━━ ENTRIES SUPPLIED ━━

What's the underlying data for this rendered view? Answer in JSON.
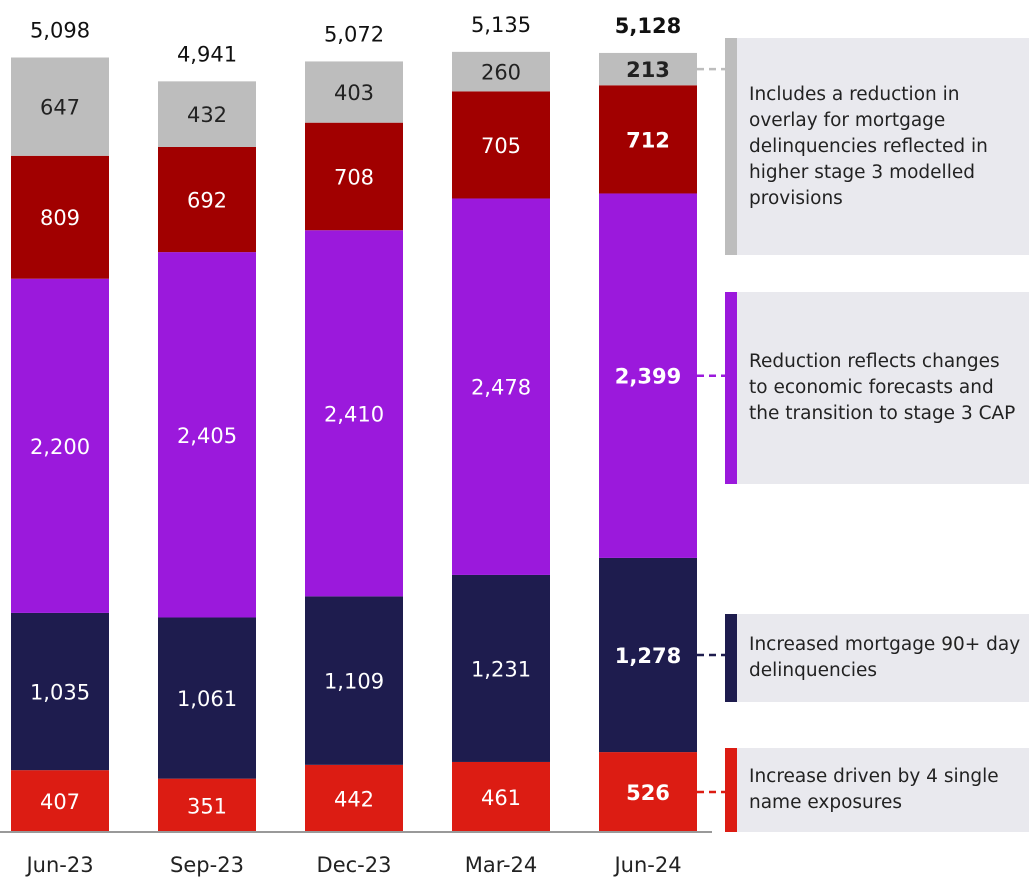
{
  "chart_data": {
    "type": "stacked_bar",
    "categories": [
      "Jun-23",
      "Sep-23",
      "Dec-23",
      "Mar-24",
      "Jun-24"
    ],
    "series": [
      {
        "color": "#dc1c13",
        "values": [
          407,
          351,
          442,
          461,
          526
        ],
        "value_labels": [
          "407",
          "351",
          "442",
          "461",
          "526"
        ]
      },
      {
        "color": "#1e1c4e",
        "values": [
          1035,
          1061,
          1109,
          1231,
          1278
        ],
        "value_labels": [
          "1,035",
          "1,061",
          "1,109",
          "1,231",
          "1,278"
        ]
      },
      {
        "color": "#9b19dc",
        "values": [
          2200,
          2405,
          2410,
          2478,
          2399
        ],
        "value_labels": [
          "2,200",
          "2,405",
          "2,410",
          "2,478",
          "2,399"
        ]
      },
      {
        "color": "#a10000",
        "values": [
          809,
          692,
          708,
          705,
          712
        ],
        "value_labels": [
          "809",
          "692",
          "708",
          "705",
          "712"
        ]
      },
      {
        "color": "#bdbdbd",
        "values": [
          647,
          432,
          403,
          260,
          213
        ],
        "value_labels": [
          "647",
          "432",
          "403",
          "260",
          "213"
        ]
      }
    ],
    "totals": [
      5098,
      4941,
      5072,
      5135,
      5128
    ],
    "total_labels": [
      "5,098",
      "4,941",
      "5,072",
      "5,135",
      "5,128"
    ],
    "ylim": [
      0,
      5200
    ],
    "annotations": [
      "Includes a reduction in overlay for mortgage delinquencies reflected in higher stage 3 modelled provisions",
      "Reduction reflects changes to economic forecasts and the transition to stage 3 CAP",
      "Increased mortgage 90+ day delinquencies",
      "Increase driven by 4 single name exposures"
    ]
  }
}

━━━

Reproduce the full material exactly, excluding the pictures.

What's the underlying data for this rendered view? Answer in JSON.
{
  "chart_data": {
    "type": "stacked_bar",
    "categories": [
      "Jun-23",
      "Sep-23",
      "Dec-23",
      "Mar-24",
      "Jun-24"
    ],
    "series": [
      {
        "color": "#dc1c13",
        "values": [
          407,
          351,
          442,
          461,
          526
        ],
        "value_labels": [
          "407",
          "351",
          "442",
          "461",
          "526"
        ]
      },
      {
        "color": "#1e1c4e",
        "values": [
          1035,
          1061,
          1109,
          1231,
          1278
        ],
        "value_labels": [
          "1,035",
          "1,061",
          "1,109",
          "1,231",
          "1,278"
        ]
      },
      {
        "color": "#9b19dc",
        "values": [
          2200,
          2405,
          2410,
          2478,
          2399
        ],
        "value_labels": [
          "2,200",
          "2,405",
          "2,410",
          "2,478",
          "2,399"
        ]
      },
      {
        "color": "#a10000",
        "values": [
          809,
          692,
          708,
          705,
          712
        ],
        "value_labels": [
          "809",
          "692",
          "708",
          "705",
          "712"
        ]
      },
      {
        "color": "#bdbdbd",
        "values": [
          647,
          432,
          403,
          260,
          213
        ],
        "value_labels": [
          "647",
          "432",
          "403",
          "260",
          "213"
        ]
      }
    ],
    "totals": [
      5098,
      4941,
      5072,
      5135,
      5128
    ],
    "total_labels": [
      "5,098",
      "4,941",
      "5,072",
      "5,135",
      "5,128"
    ],
    "ylim": [
      0,
      5200
    ],
    "annotations": [
      "Includes a reduction in overlay for mortgage delinquencies reflected in higher stage 3 modelled provisions",
      "Reduction reflects changes to economic forecasts and the transition to stage 3 CAP",
      "Increased mortgage 90+ day delinquencies",
      "Increase driven by 4 single name exposures"
    ]
  }
}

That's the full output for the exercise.